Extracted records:
_ _ _ _ _ _ _

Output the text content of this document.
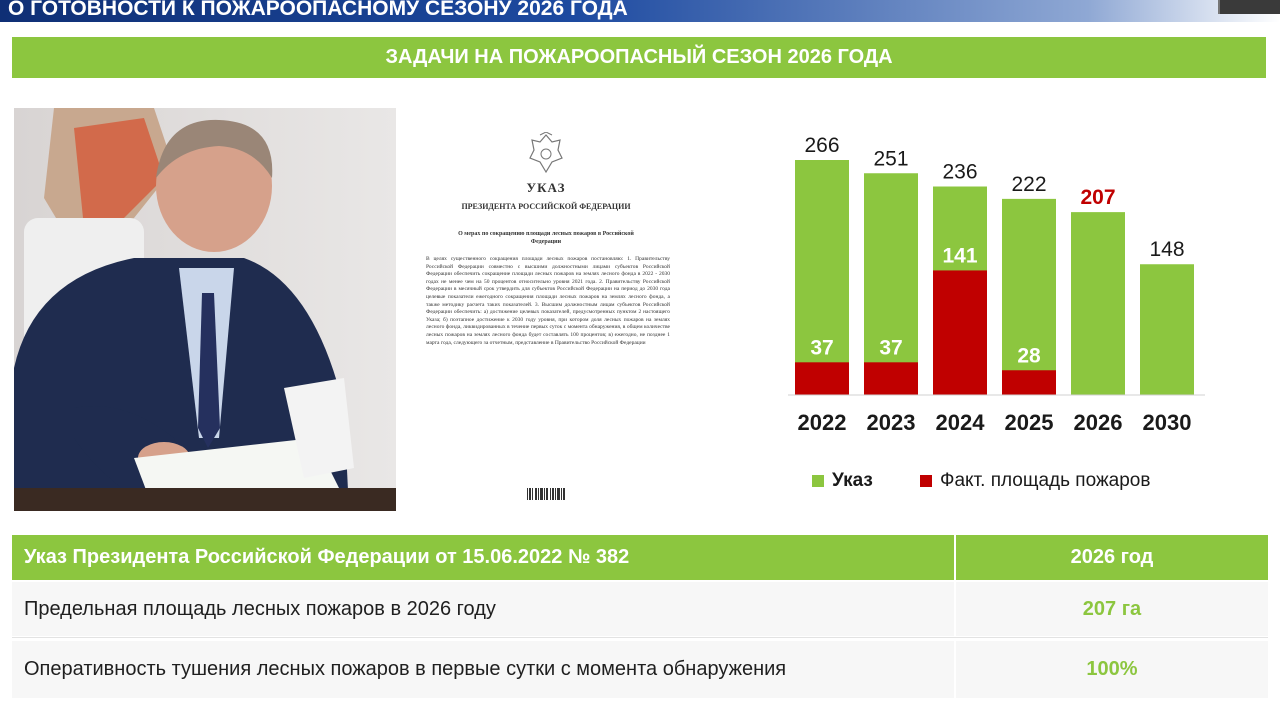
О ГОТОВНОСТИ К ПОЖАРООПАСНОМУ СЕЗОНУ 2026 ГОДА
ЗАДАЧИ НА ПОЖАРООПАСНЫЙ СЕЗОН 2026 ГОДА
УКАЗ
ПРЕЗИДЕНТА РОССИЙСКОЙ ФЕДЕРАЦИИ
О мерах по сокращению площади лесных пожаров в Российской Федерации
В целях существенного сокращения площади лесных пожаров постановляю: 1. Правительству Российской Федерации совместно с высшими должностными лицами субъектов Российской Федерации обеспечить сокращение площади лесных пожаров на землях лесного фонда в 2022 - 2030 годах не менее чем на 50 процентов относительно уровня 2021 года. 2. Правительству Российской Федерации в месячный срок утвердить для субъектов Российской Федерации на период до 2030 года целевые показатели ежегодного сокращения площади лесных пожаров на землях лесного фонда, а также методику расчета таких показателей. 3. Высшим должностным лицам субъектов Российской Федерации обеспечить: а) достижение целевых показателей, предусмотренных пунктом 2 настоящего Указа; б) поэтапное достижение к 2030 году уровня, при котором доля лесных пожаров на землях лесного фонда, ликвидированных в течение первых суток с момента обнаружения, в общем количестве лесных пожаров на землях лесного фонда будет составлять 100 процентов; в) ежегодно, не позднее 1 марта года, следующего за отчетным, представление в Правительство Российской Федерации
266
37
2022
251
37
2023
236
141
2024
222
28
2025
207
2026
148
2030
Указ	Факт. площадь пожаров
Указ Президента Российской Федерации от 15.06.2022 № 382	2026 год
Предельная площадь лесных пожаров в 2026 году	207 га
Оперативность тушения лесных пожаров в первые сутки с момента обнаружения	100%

_ _ _ _ _ _ _

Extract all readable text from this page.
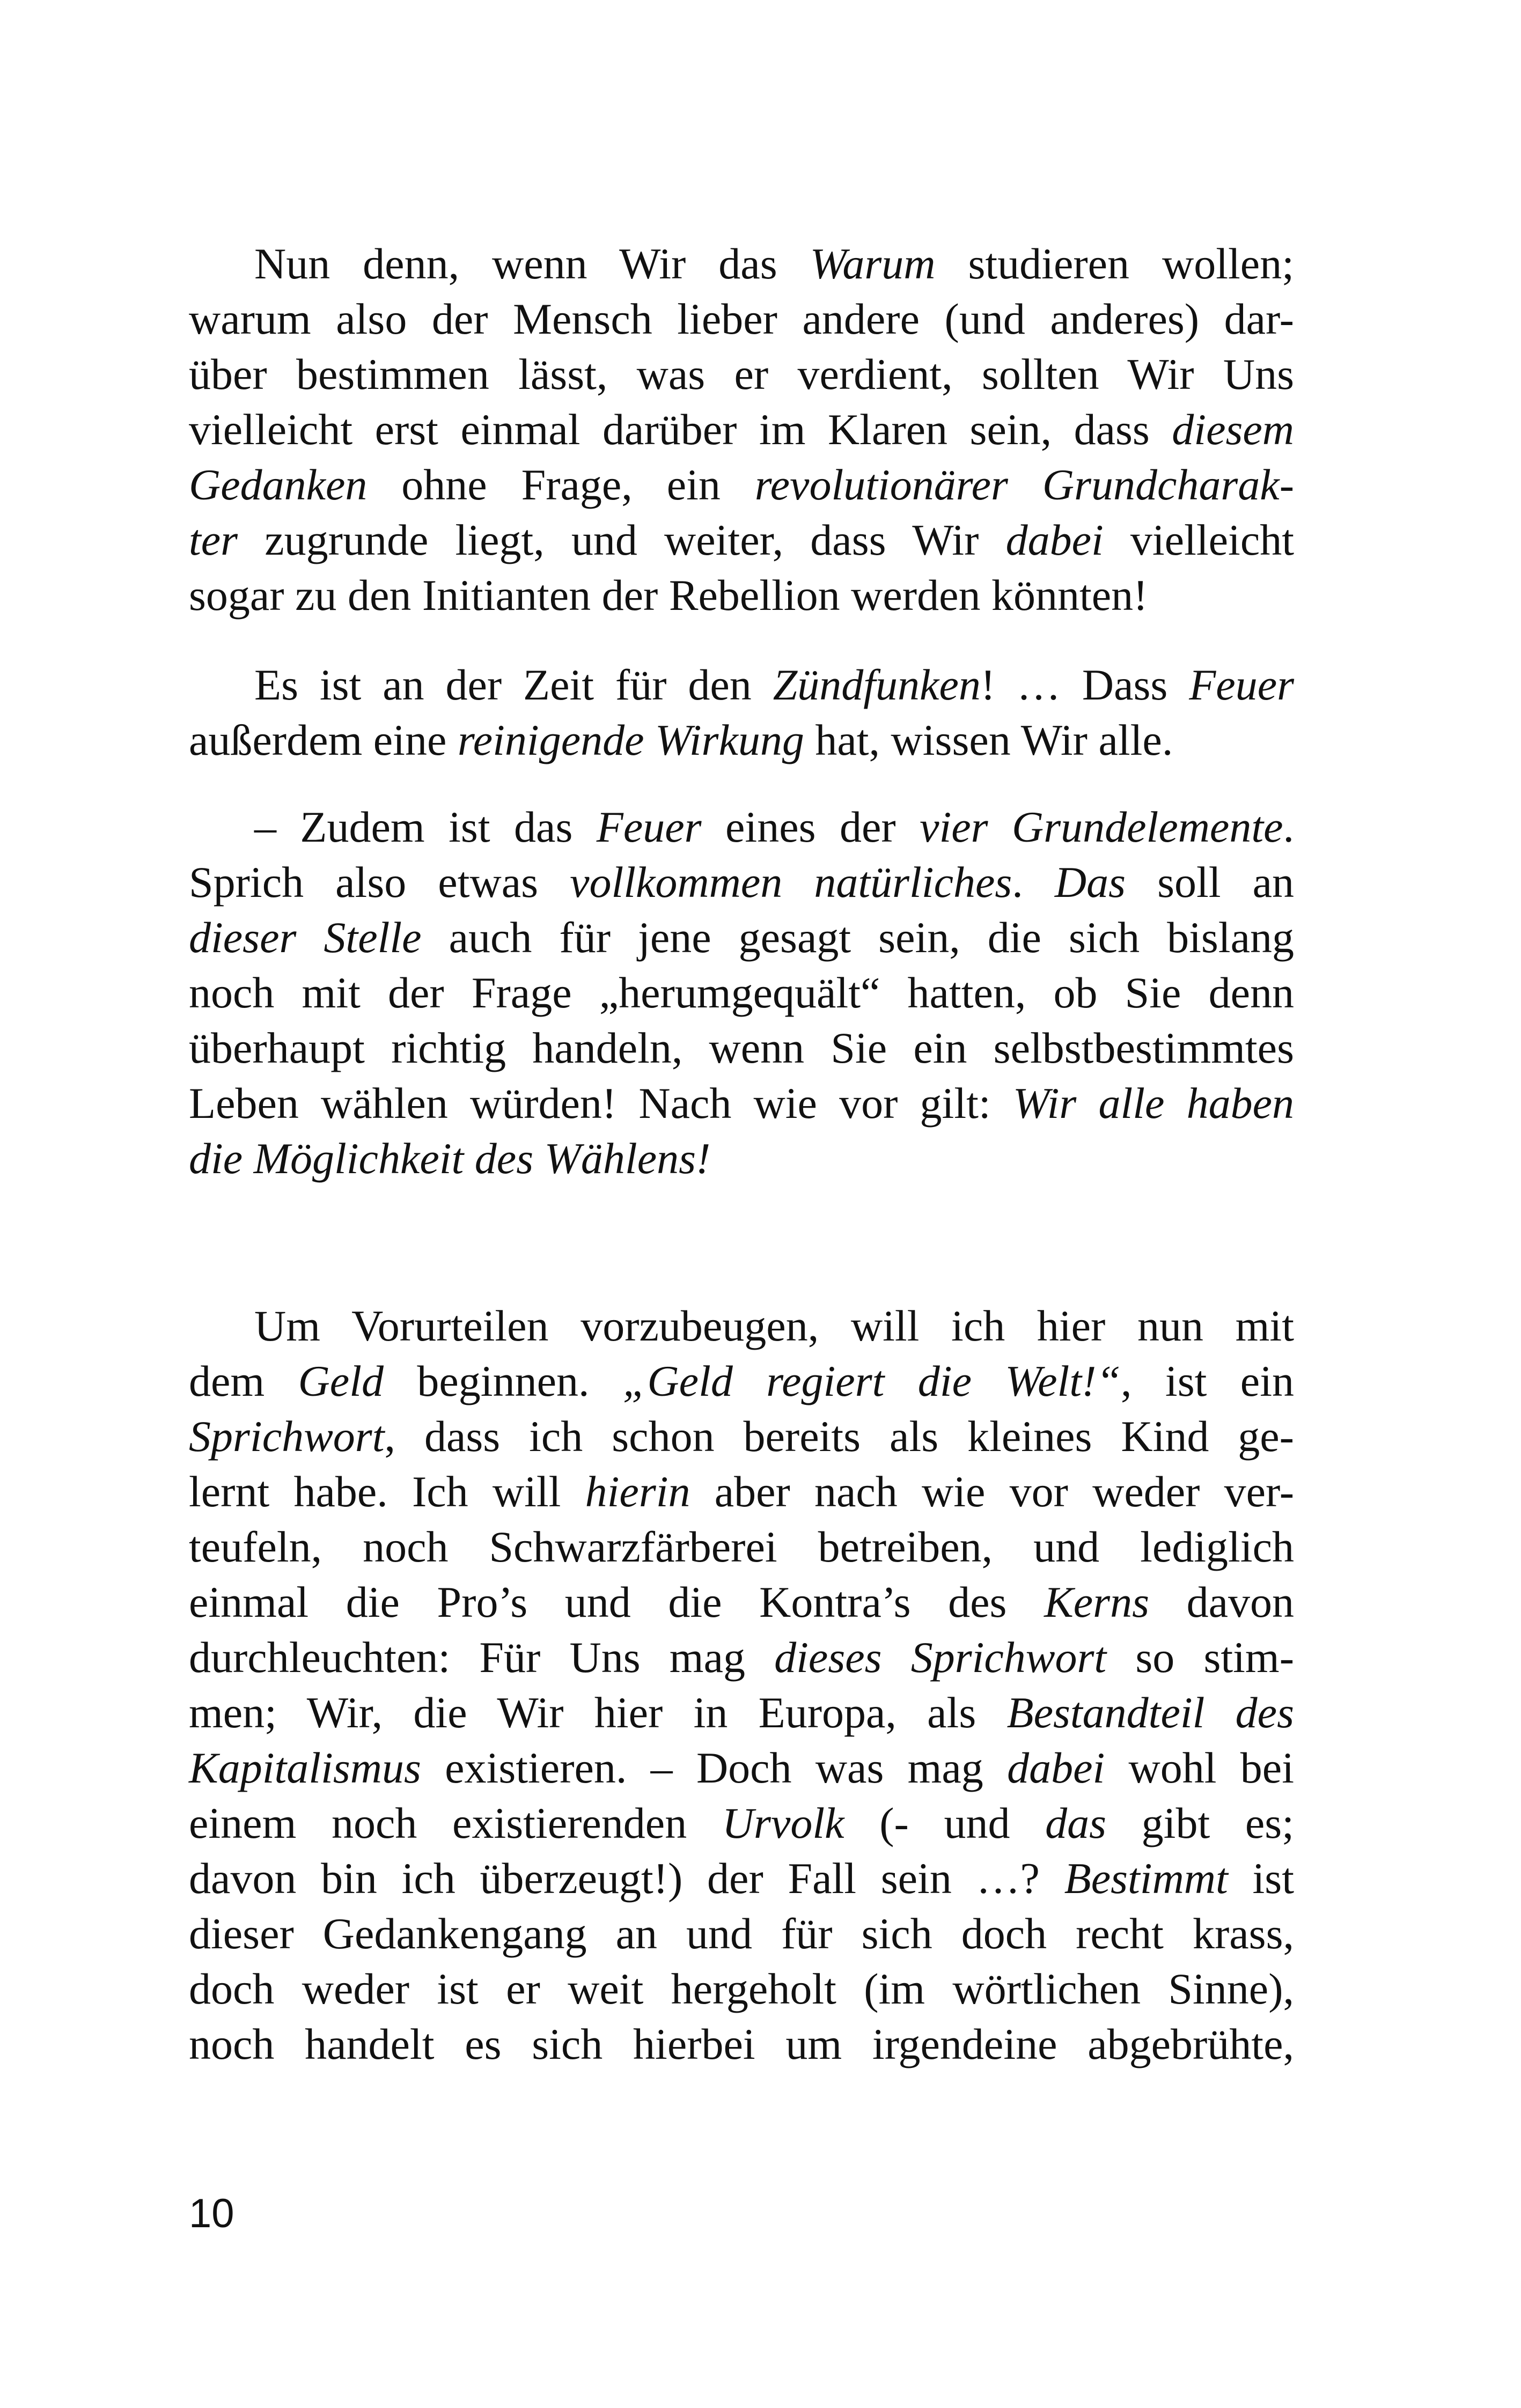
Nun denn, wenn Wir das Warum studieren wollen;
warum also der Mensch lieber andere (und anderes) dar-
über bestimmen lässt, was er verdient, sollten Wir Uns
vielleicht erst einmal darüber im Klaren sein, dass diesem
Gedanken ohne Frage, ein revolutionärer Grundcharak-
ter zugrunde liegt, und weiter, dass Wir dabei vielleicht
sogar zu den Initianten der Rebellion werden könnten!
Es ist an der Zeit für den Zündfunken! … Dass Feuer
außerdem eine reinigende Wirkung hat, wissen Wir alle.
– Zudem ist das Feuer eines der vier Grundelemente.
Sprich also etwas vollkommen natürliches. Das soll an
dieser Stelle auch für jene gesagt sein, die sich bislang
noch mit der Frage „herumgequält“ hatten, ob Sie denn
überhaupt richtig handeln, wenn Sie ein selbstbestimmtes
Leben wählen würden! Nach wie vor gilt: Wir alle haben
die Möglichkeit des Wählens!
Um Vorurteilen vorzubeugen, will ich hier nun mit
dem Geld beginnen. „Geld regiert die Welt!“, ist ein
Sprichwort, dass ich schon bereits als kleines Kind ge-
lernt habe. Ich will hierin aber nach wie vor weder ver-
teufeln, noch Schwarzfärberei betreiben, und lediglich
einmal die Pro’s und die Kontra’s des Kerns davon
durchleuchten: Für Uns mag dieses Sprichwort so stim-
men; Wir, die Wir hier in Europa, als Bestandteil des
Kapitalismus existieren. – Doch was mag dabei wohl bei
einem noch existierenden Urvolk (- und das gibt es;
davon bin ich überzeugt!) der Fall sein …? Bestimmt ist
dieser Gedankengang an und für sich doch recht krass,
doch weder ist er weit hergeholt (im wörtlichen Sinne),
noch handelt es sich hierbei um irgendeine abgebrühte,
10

_ _ _ _ _ _ _

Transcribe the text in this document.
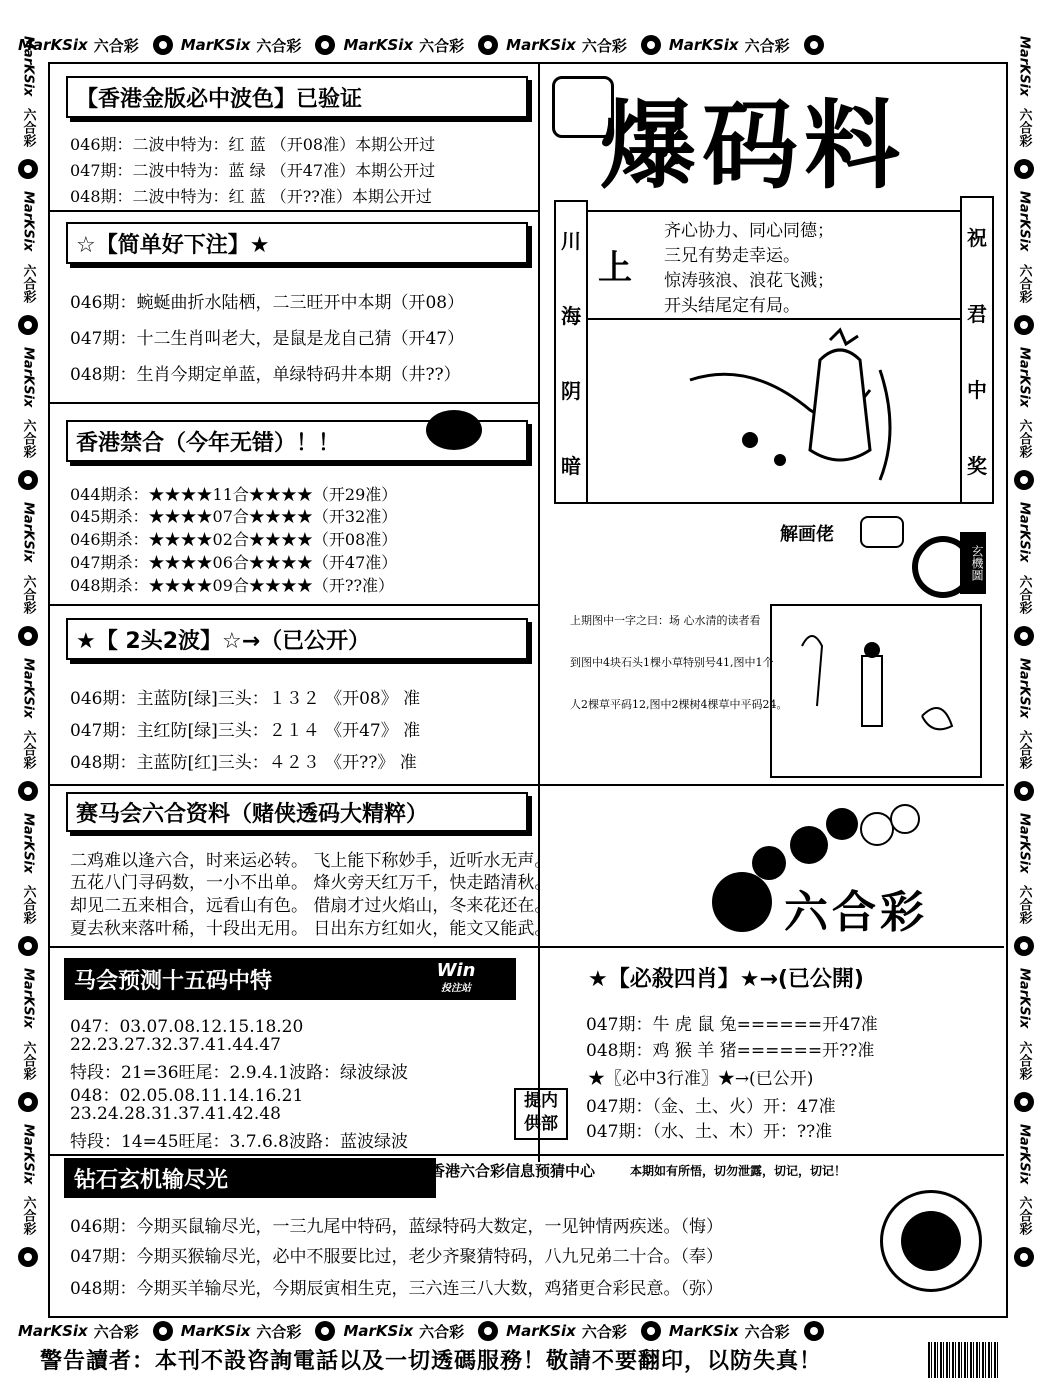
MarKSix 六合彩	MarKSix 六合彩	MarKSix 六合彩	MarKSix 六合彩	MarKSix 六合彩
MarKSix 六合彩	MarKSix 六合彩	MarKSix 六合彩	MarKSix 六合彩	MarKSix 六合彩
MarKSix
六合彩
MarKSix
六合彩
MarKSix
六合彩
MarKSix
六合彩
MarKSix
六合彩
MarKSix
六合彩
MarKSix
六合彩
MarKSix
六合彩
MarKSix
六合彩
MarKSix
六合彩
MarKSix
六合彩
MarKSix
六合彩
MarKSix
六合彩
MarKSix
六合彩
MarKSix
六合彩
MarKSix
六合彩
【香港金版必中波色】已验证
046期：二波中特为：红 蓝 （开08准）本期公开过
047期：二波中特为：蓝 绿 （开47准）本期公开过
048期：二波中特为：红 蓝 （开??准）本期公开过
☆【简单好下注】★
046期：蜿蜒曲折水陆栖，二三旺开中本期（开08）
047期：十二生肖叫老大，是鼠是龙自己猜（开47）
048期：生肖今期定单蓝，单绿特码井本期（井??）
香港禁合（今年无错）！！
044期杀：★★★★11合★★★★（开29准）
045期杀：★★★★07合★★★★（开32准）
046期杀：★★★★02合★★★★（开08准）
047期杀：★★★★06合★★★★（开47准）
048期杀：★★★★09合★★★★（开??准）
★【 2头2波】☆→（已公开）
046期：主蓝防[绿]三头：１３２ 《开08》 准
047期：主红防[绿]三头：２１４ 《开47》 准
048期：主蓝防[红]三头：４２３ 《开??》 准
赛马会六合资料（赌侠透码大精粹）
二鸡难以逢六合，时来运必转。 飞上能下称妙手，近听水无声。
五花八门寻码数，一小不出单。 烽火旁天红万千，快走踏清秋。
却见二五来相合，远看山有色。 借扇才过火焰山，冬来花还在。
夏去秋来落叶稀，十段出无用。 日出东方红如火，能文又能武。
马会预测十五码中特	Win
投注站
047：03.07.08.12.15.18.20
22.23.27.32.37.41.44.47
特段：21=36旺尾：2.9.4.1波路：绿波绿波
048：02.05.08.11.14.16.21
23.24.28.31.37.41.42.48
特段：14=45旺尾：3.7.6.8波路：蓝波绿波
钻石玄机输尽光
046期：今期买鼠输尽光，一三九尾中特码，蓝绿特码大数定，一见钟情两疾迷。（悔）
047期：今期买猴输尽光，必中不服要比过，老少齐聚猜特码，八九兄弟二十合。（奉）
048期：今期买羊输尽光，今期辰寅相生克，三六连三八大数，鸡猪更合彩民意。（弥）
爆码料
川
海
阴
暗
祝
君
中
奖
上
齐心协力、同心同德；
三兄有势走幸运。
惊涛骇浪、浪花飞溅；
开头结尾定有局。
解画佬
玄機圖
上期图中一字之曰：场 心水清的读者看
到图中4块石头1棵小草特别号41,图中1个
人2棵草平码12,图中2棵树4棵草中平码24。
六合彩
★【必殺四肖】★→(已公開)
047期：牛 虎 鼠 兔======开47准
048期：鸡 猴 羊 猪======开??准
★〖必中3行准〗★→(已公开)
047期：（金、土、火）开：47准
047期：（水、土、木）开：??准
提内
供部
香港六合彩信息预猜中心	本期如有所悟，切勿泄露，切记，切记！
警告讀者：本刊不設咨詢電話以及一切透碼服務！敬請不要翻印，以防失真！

_ _ _ _ _ _ _

## Required work:
Pick out the lines that have the word "alle". Copy them all.

## Answer for this exercise:
außerdem eine reinigende Wirkung hat, wissen Wir alle.
Leben wählen würden! Nach wie vor gilt: Wir alle haben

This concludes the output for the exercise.